GIVEN REQUEST: Each entry below should be returned exactly as is, with the pictures removed.

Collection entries

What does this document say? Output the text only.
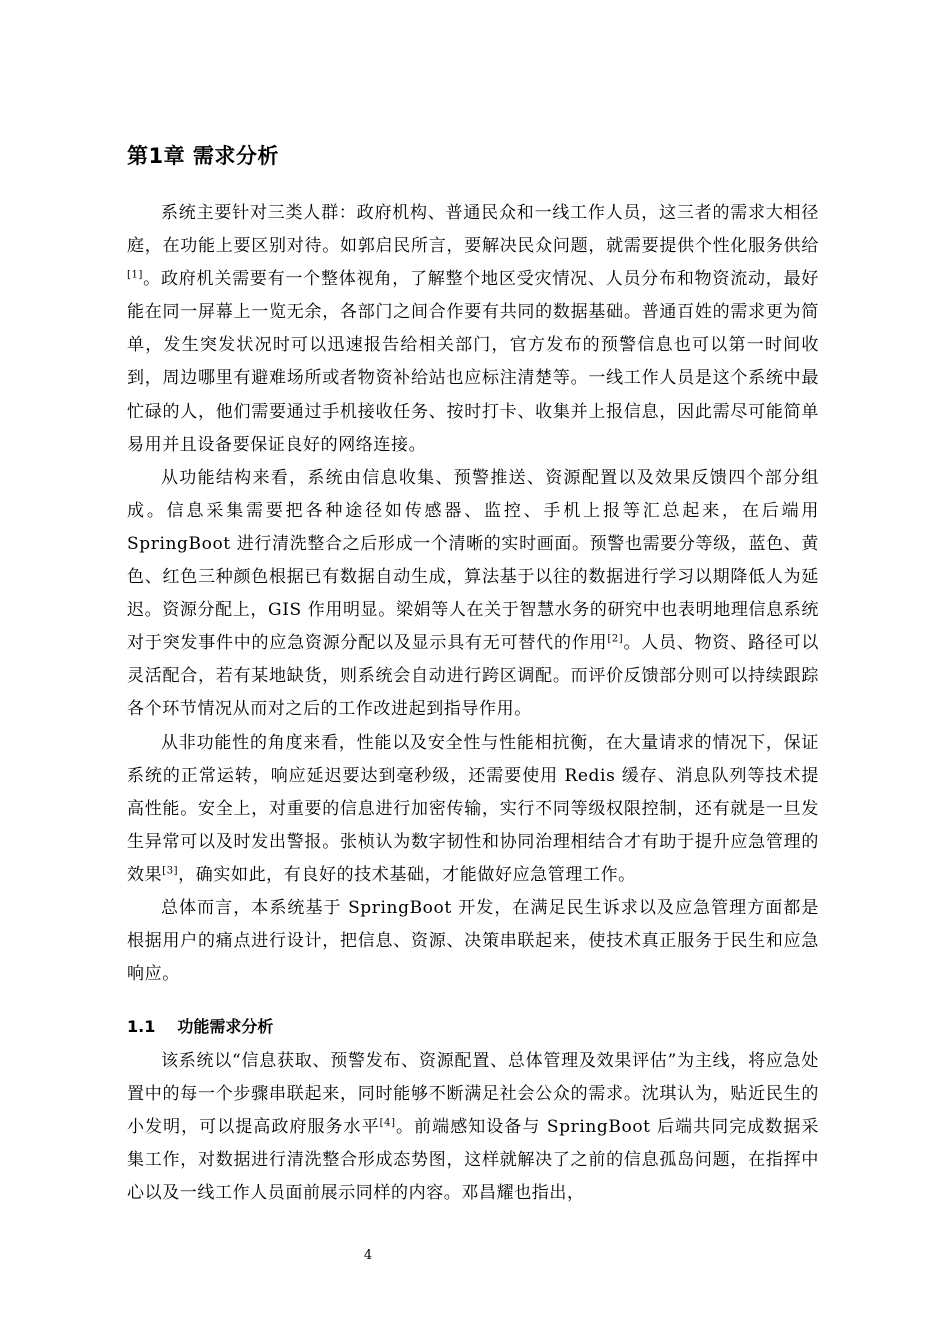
第1章 需求分析

系统主要针对三类人群：政府机构、普通民众和一线工作人员，这三者的需求大相径庭，在功能上要区别对待。如郭启民所言，要解决民众问题，就需要提供个性化服务供给[1]。政府机关需要有一个整体视角，了解整个地区受灾情况、人员分布和物资流动，最好能在同一屏幕上一览无余，各部门之间合作要有共同的数据基础。普通百姓的需求更为简单，发生突发状况时可以迅速报告给相关部门，官方发布的预警信息也可以第一时间收到，周边哪里有避难场所或者物资补给站也应标注清楚等。一线工作人员是这个系统中最忙碌的人，他们需要通过手机接收任务、按时打卡、收集并上报信息，因此需尽可能简单易用并且设备要保证良好的网络连接。

从功能结构来看，系统由信息收集、预警推送、资源配置以及效果反馈四个部分组成。信息采集需要把各种途径如传感器、监控、手机上报等汇总起来，在后端用 SpringBoot 进行清洗整合之后形成一个清晰的实时画面。预警也需要分等级，蓝色、黄色、红色三种颜色根据已有数据自动生成，算法基于以往的数据进行学习以期降低人为延迟。资源分配上，GIS 作用明显。梁娟等人在关于智慧水务的研究中也表明地理信息系统对于突发事件中的应急资源分配以及显示具有无可替代的作用[2]。人员、物资、路径可以灵活配合，若有某地缺货，则系统会自动进行跨区调配。而评价反馈部分则可以持续跟踪各个环节情况从而对之后的工作改进起到指导作用。

从非功能性的角度来看，性能以及安全性与性能相抗衡，在大量请求的情况下，保证系统的正常运转，响应延迟要达到毫秒级，还需要使用 Redis 缓存、消息队列等技术提高性能。安全上，对重要的信息进行加密传输，实行不同等级权限控制，还有就是一旦发生异常可以及时发出警报。张桢认为数字韧性和协同治理相结合才有助于提升应急管理的效果[3]，确实如此，有良好的技术基础，才能做好应急管理工作。

总体而言，本系统基于 SpringBoot 开发，在满足民生诉求以及应急管理方面都是根据用户的痛点进行设计，把信息、资源、决策串联起来，使技术真正服务于民生和应急响应。

1.1 功能需求分析

该系统以“信息获取、预警发布、资源配置、总体管理及效果评估”为主线，将应急处置中的每一个步骤串联起来，同时能够不断满足社会公众的需求。沈琪认为，贴近民生的小发明，可以提高政府服务水平[4]。前端感知设备与 SpringBoot 后端共同完成数据采集工作，对数据进行清洗整合形成态势图，这样就解决了之前的信息孤岛问题，在指挥中心以及一线工作人员面前展示同样的内容。邓昌耀也指出，

4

COMPLETED EXERCISE:
What does this document say? Output the text only.
第1章 需求分析

系统主要针对三类人群：政府机构、普通民众和一线工作人员，这三者的需求大相径庭，在功能上要区别对待。如郭启民所言，要解决民众问题，就需要提供个性化服务供给[1]。政府机关需要有一个整体视角，了解整个地区受灾情况、人员分布和物资流动，最好能在同一屏幕上一览无余，各部门之间合作要有共同的数据基础。普通百姓的需求更为简单，发生突发状况时可以迅速报告给相关部门，官方发布的预警信息也可以第一时间收到，周边哪里有避难场所或者物资补给站也应标注清楚等。一线工作人员是这个系统中最忙碌的人，他们需要通过手机接收任务、按时打卡、收集并上报信息，因此需尽可能简单易用并且设备要保证良好的网络连接。

从功能结构来看，系统由信息收集、预警推送、资源配置以及效果反馈四个部分组成。信息采集需要把各种途径如传感器、监控、手机上报等汇总起来，在后端用 SpringBoot 进行清洗整合之后形成一个清晰的实时画面。预警也需要分等级，蓝色、黄色、红色三种颜色根据已有数据自动生成，算法基于以往的数据进行学习以期降低人为延迟。资源分配上，GIS 作用明显。梁娟等人在关于智慧水务的研究中也表明地理信息系统对于突发事件中的应急资源分配以及显示具有无可替代的作用[2]。人员、物资、路径可以灵活配合，若有某地缺货，则系统会自动进行跨区调配。而评价反馈部分则可以持续跟踪各个环节情况从而对之后的工作改进起到指导作用。

从非功能性的角度来看，性能以及安全性与性能相抗衡，在大量请求的情况下，保证系统的正常运转，响应延迟要达到毫秒级，还需要使用 Redis 缓存、消息队列等技术提高性能。安全上，对重要的信息进行加密传输，实行不同等级权限控制，还有就是一旦发生异常可以及时发出警报。张桢认为数字韧性和协同治理相结合才有助于提升应急管理的效果[3]，确实如此，有良好的技术基础，才能做好应急管理工作。

总体而言，本系统基于 SpringBoot 开发，在满足民生诉求以及应急管理方面都是根据用户的痛点进行设计，把信息、资源、决策串联起来，使技术真正服务于民生和应急响应。

1.1 功能需求分析

该系统以“信息获取、预警发布、资源配置、总体管理及效果评估”为主线，将应急处置中的每一个步骤串联起来，同时能够不断满足社会公众的需求。沈琪认为，贴近民生的小发明，可以提高政府服务水平[4]。前端感知设备与 SpringBoot 后端共同完成数据采集工作，对数据进行清洗整合形成态势图，这样就解决了之前的信息孤岛问题，在指挥中心以及一线工作人员面前展示同样的内容。邓昌耀也指出，

4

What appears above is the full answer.